Aim of the exercise: The data below should be printed in full, exactly, and without any of its images.

(Dataset excerpts)
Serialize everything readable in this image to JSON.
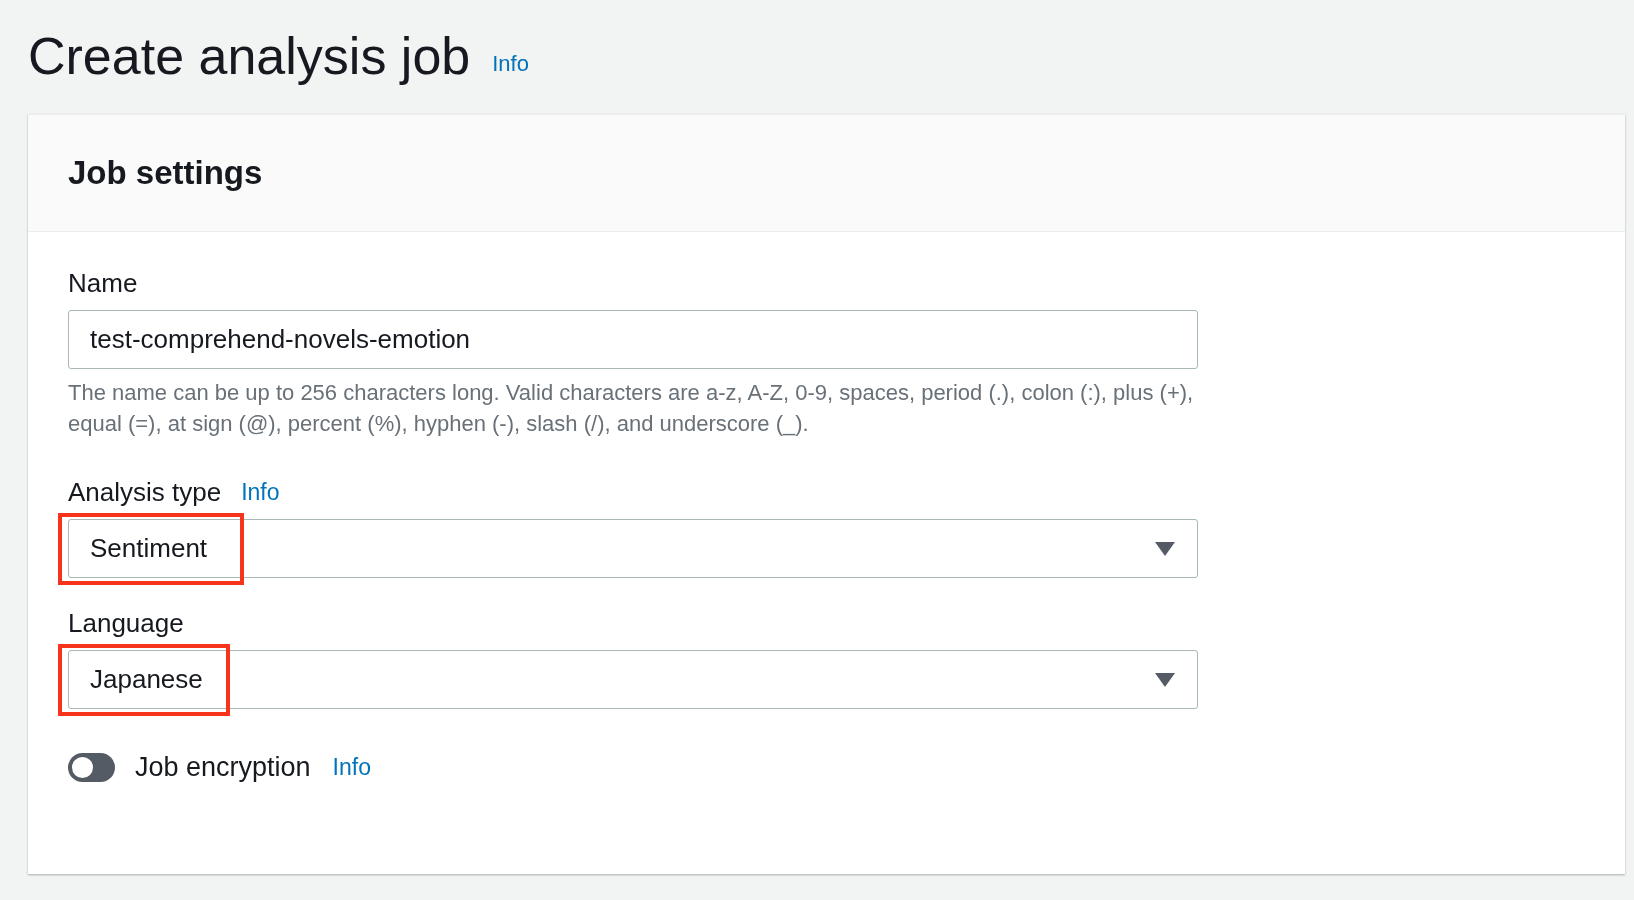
{
  "page": {
    "title": "Create analysis job",
    "info": "Info"
  },
  "card": {
    "title": "Job settings",
    "name": {
      "label": "Name",
      "value": "test-comprehend-novels-emotion",
      "help": "The name can be up to 256 characters long. Valid characters are a-z, A-Z, 0-9, spaces, period (.), colon (:), plus (+), equal (=), at sign (@), percent (%), hyphen (-), slash (/), and underscore (_)."
    },
    "selects": [
      {
        "label": "Analysis type",
        "info": "Info",
        "value": "Sentiment",
        "highlighted": true
      },
      {
        "label": "Language",
        "value": "Japanese",
        "highlighted": true
      }
    ],
    "encryption": {
      "label": "Job encryption",
      "info": "Info",
      "on": false
    }
  }
}
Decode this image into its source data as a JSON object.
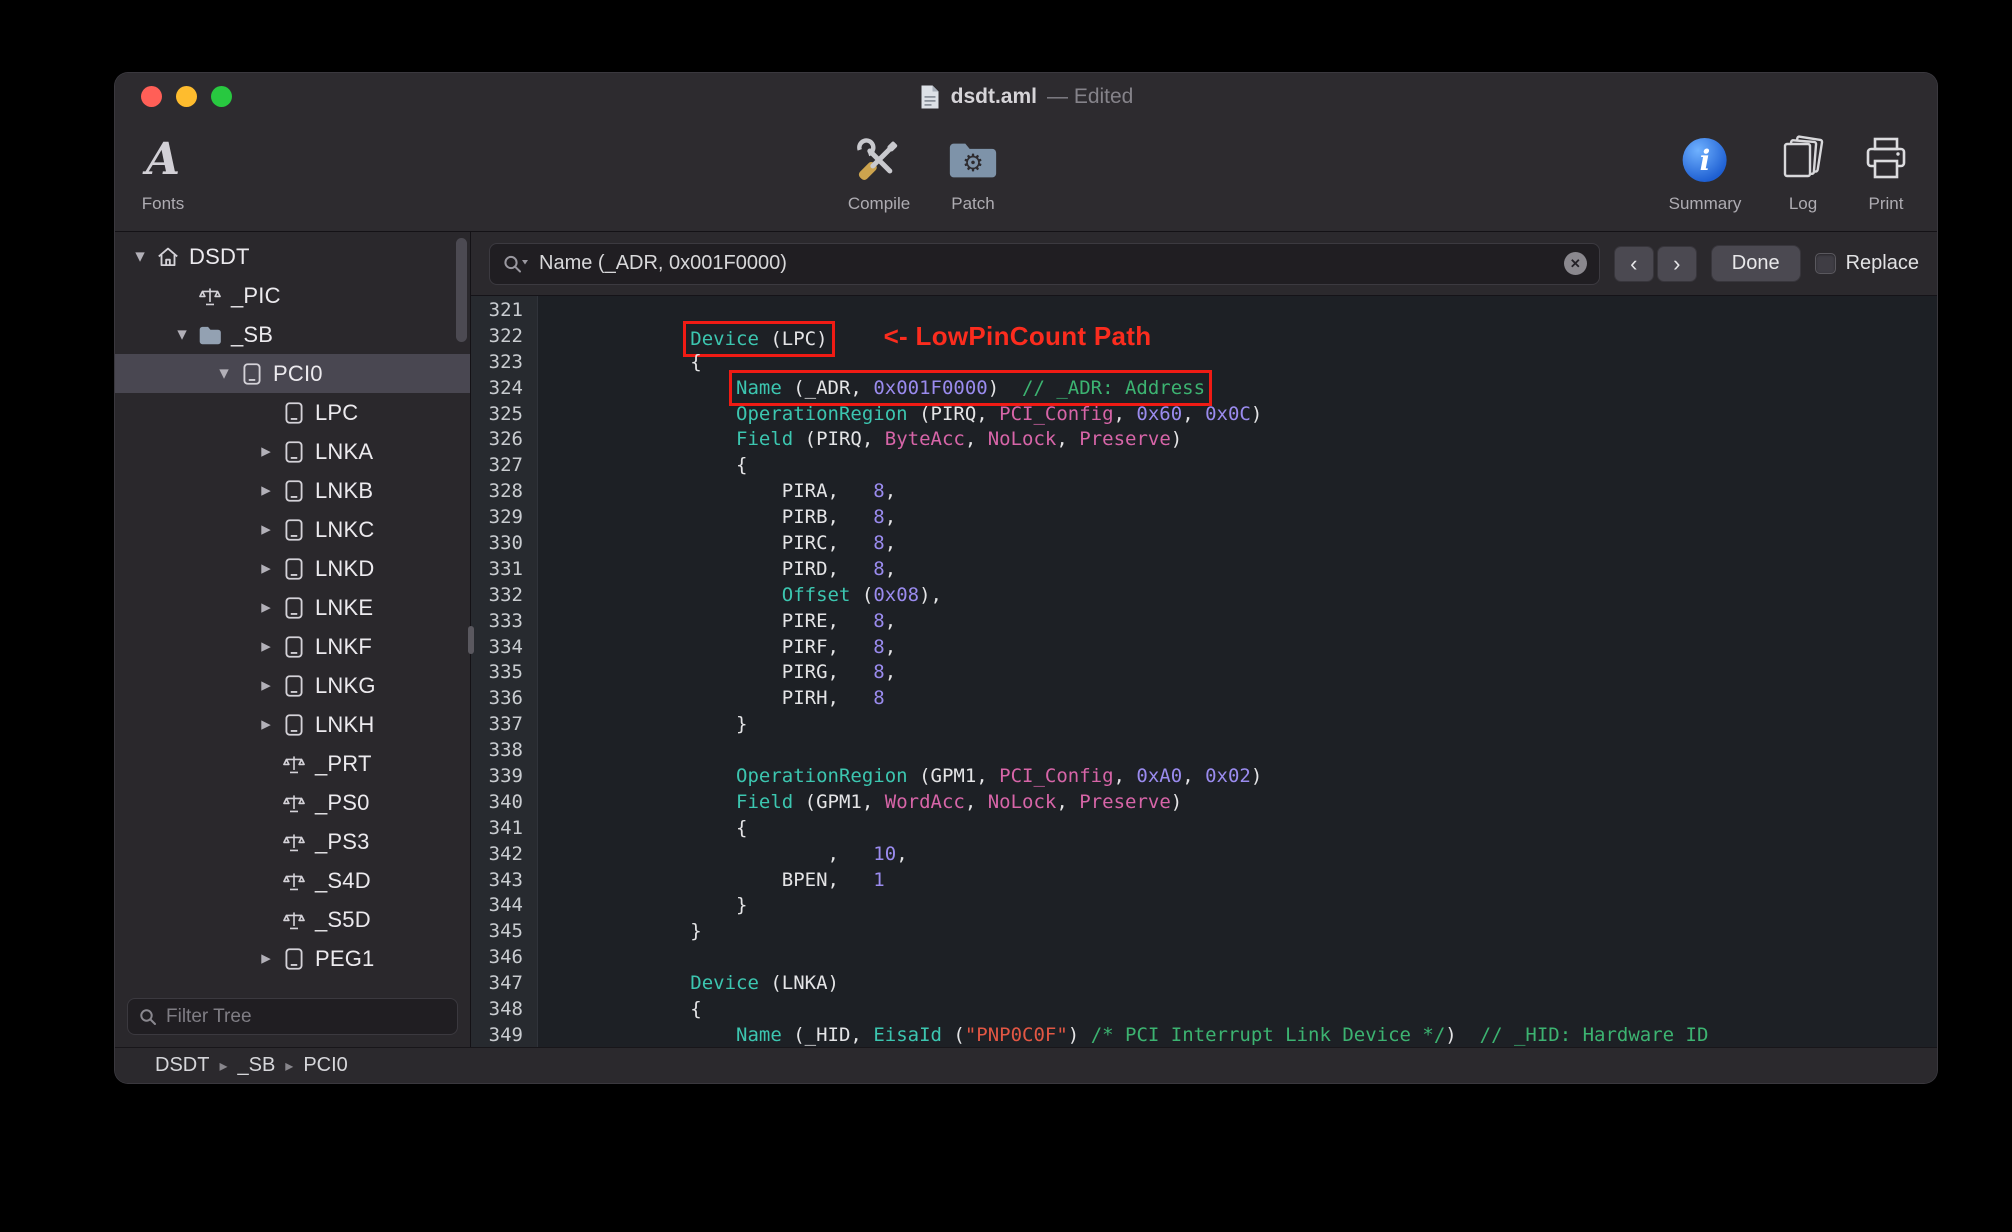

Correct answer:
Serialize everything readable in this image to JSON.
{
  "page": {
    "title": "Create analysis job",
    "info": "Info"
  },
  "card": {
    "title": "Job settings",
    "name": {
      "label": "Name",
      "value": "test-comprehend-novels-emotion",
      "help": "The name can be up to 256 characters long. Valid characters are a-z, A-Z, 0-9, spaces, period (.), colon (:), plus (+), equal (=), at sign (@), percent (%), hyphen (-), slash (/), and underscore (_)."
    },
    "selects": [
      {
        "label": "Analysis type",
        "info": "Info",
        "value": "Sentiment",
        "highlighted": true
      },
      {
        "label": "Language",
        "value": "Japanese",
        "highlighted": true
      }
    ],
    "encryption": {
      "label": "Job encryption",
      "info": "Info",
      "on": false
    }
  }
}
Decode this image into its source data as a JSON object.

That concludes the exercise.